_Task to complete_: Copy every record exactly, and keep the pictures out.

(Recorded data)
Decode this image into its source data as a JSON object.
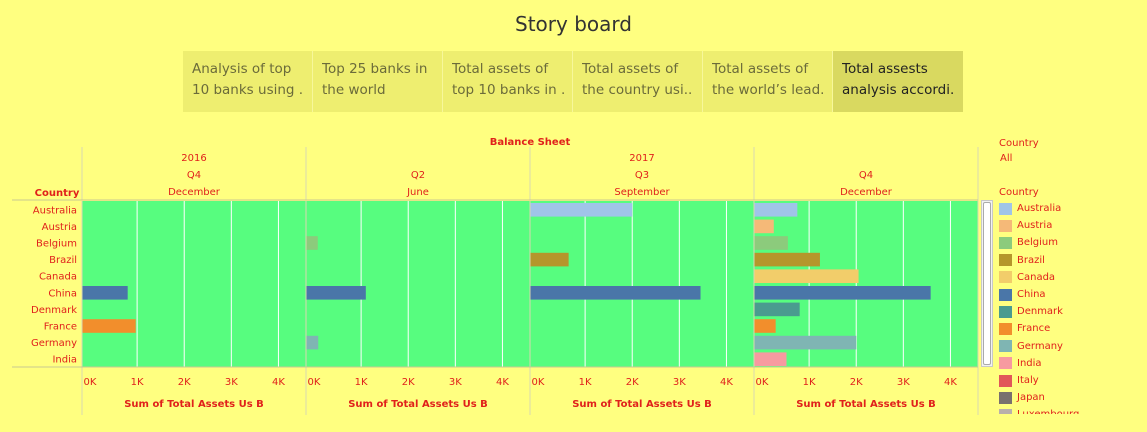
{
  "header": {
    "title": "Story board"
  },
  "tabs": [
    {
      "lines": [
        "Analysis of top",
        "10 banks using .."
      ],
      "active": false
    },
    {
      "lines": [
        "Top 25 banks in",
        "the world"
      ],
      "active": false
    },
    {
      "lines": [
        "Total assets of",
        "top 10 banks in .."
      ],
      "active": false
    },
    {
      "lines": [
        "Total assets of",
        "the country usi.."
      ],
      "active": false
    },
    {
      "lines": [
        "Total assets of",
        "the world’s lead.."
      ],
      "active": false
    },
    {
      "lines": [
        "Total assests",
        "analysis accordi.."
      ],
      "active": true
    }
  ],
  "filter": {
    "label": "Country",
    "value": "All"
  },
  "legend": {
    "title": "Country",
    "items": [
      {
        "name": "Australia",
        "color": "#a0c4e8"
      },
      {
        "name": "Austria",
        "color": "#f5b978"
      },
      {
        "name": "Belgium",
        "color": "#8ccb7c"
      },
      {
        "name": "Brazil",
        "color": "#b5962b"
      },
      {
        "name": "Canada",
        "color": "#f2cd6a"
      },
      {
        "name": "China",
        "color": "#4a76a8"
      },
      {
        "name": "Denmark",
        "color": "#4a9b8f"
      },
      {
        "name": "France",
        "color": "#f28e2c"
      },
      {
        "name": "Germany",
        "color": "#7fb5b3"
      },
      {
        "name": "India",
        "color": "#f79aa0"
      },
      {
        "name": "Italy",
        "color": "#e15759"
      },
      {
        "name": "Japan",
        "color": "#79706e"
      },
      {
        "name": "Luxembourg",
        "color": "#bab0ab"
      }
    ]
  },
  "chart_data": {
    "type": "bar",
    "orientation": "horizontal",
    "title": "Balance Sheet",
    "row_header": "Country",
    "categories": [
      "Australia",
      "Austria",
      "Belgium",
      "Brazil",
      "Canada",
      "China",
      "Denmark",
      "France",
      "Germany",
      "India"
    ],
    "xlabel": "Sum of Total Assets Us B",
    "xlim": [
      0,
      4500
    ],
    "xticks": [
      0,
      1000,
      2000,
      3000,
      4000
    ],
    "xtick_labels": [
      "0K",
      "1K",
      "2K",
      "3K",
      "4K"
    ],
    "plot_background": "#57fd7f",
    "grid": true,
    "years": [
      {
        "label": "2016",
        "span": 1
      },
      {
        "label": "2017",
        "span": 3
      }
    ],
    "panels": [
      {
        "quarter": "Q4",
        "month": "December",
        "values": [
          null,
          null,
          null,
          null,
          null,
          800,
          null,
          970,
          null,
          null
        ]
      },
      {
        "quarter": "Q2",
        "month": "June",
        "values": [
          null,
          null,
          80,
          null,
          null,
          1100,
          null,
          null,
          90,
          null
        ]
      },
      {
        "quarter": "Q3",
        "month": "September",
        "values": [
          2000,
          null,
          null,
          650,
          null,
          3450,
          null,
          null,
          null,
          null
        ]
      },
      {
        "quarter": "Q4",
        "month": "December",
        "values": [
          750,
          250,
          550,
          1230,
          2050,
          3580,
          800,
          290,
          2000,
          520
        ]
      }
    ]
  }
}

_Reply_:
Decode this image into its source data as a JSON object.
{
  "header": {
    "title": "Story board"
  },
  "tabs": [
    {
      "lines": [
        "Analysis of top",
        "10 banks using .."
      ],
      "active": false
    },
    {
      "lines": [
        "Top 25 banks in",
        "the world"
      ],
      "active": false
    },
    {
      "lines": [
        "Total assets of",
        "top 10 banks in .."
      ],
      "active": false
    },
    {
      "lines": [
        "Total assets of",
        "the country usi.."
      ],
      "active": false
    },
    {
      "lines": [
        "Total assets of",
        "the world’s lead.."
      ],
      "active": false
    },
    {
      "lines": [
        "Total assests",
        "analysis accordi.."
      ],
      "active": true
    }
  ],
  "filter": {
    "label": "Country",
    "value": "All"
  },
  "legend": {
    "title": "Country",
    "items": [
      {
        "name": "Australia",
        "color": "#a0c4e8"
      },
      {
        "name": "Austria",
        "color": "#f5b978"
      },
      {
        "name": "Belgium",
        "color": "#8ccb7c"
      },
      {
        "name": "Brazil",
        "color": "#b5962b"
      },
      {
        "name": "Canada",
        "color": "#f2cd6a"
      },
      {
        "name": "China",
        "color": "#4a76a8"
      },
      {
        "name": "Denmark",
        "color": "#4a9b8f"
      },
      {
        "name": "France",
        "color": "#f28e2c"
      },
      {
        "name": "Germany",
        "color": "#7fb5b3"
      },
      {
        "name": "India",
        "color": "#f79aa0"
      },
      {
        "name": "Italy",
        "color": "#e15759"
      },
      {
        "name": "Japan",
        "color": "#79706e"
      },
      {
        "name": "Luxembourg",
        "color": "#bab0ab"
      }
    ]
  },
  "chart_data": {
    "type": "bar",
    "orientation": "horizontal",
    "title": "Balance Sheet",
    "row_header": "Country",
    "categories": [
      "Australia",
      "Austria",
      "Belgium",
      "Brazil",
      "Canada",
      "China",
      "Denmark",
      "France",
      "Germany",
      "India"
    ],
    "xlabel": "Sum of Total Assets Us B",
    "xlim": [
      0,
      4500
    ],
    "xticks": [
      0,
      1000,
      2000,
      3000,
      4000
    ],
    "xtick_labels": [
      "0K",
      "1K",
      "2K",
      "3K",
      "4K"
    ],
    "plot_background": "#57fd7f",
    "grid": true,
    "years": [
      {
        "label": "2016",
        "span": 1
      },
      {
        "label": "2017",
        "span": 3
      }
    ],
    "panels": [
      {
        "quarter": "Q4",
        "month": "December",
        "values": [
          null,
          null,
          null,
          null,
          null,
          800,
          null,
          970,
          null,
          null
        ]
      },
      {
        "quarter": "Q2",
        "month": "June",
        "values": [
          null,
          null,
          80,
          null,
          null,
          1100,
          null,
          null,
          90,
          null
        ]
      },
      {
        "quarter": "Q3",
        "month": "September",
        "values": [
          2000,
          null,
          null,
          650,
          null,
          3450,
          null,
          null,
          null,
          null
        ]
      },
      {
        "quarter": "Q4",
        "month": "December",
        "values": [
          750,
          250,
          550,
          1230,
          2050,
          3580,
          800,
          290,
          2000,
          520
        ]
      }
    ]
  }
}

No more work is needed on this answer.